[BEGIN Given entries]

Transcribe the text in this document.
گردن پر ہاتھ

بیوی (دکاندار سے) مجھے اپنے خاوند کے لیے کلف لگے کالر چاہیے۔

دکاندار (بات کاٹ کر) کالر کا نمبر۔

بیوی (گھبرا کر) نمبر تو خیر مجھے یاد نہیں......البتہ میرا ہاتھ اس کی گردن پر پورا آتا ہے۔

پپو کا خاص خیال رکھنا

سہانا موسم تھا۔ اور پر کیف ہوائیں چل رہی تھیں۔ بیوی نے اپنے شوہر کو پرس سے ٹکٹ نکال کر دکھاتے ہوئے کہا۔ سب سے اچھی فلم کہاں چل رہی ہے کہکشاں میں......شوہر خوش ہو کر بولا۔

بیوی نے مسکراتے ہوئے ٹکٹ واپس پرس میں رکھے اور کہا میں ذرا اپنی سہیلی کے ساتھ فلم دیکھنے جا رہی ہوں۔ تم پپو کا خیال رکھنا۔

[END Given entries]

**Direction**
Return every line of the material exactly.

**Result**
Transcribe the text in this document.
گردن پر ہاتھ

بیوی (دکاندار سے) مجھے اپنے خاوند کے لیے کلف لگے کالر چاہیے۔

دکاندار (بات کاٹ کر) کالر کا نمبر۔

بیوی (گھبرا کر) نمبر تو خیر مجھے یاد نہیں......البتہ میرا ہاتھ اس کی گردن پر پورا آتا ہے۔

پپو کا خاص خیال رکھنا

سہانا موسم تھا۔ اور پر کیف ہوائیں چل رہی تھیں۔ بیوی نے اپنے شوہر کو پرس سے ٹکٹ نکال کر دکھاتے ہوئے کہا۔ سب سے اچھی فلم کہاں چل رہی ہے کہکشاں میں......شوہر خوش ہو کر بولا۔

بیوی نے مسکراتے ہوئے ٹکٹ واپس پرس میں رکھے اور کہا میں ذرا اپنی سہیلی کے ساتھ فلم دیکھنے جا رہی ہوں۔ تم پپو کا خیال رکھنا۔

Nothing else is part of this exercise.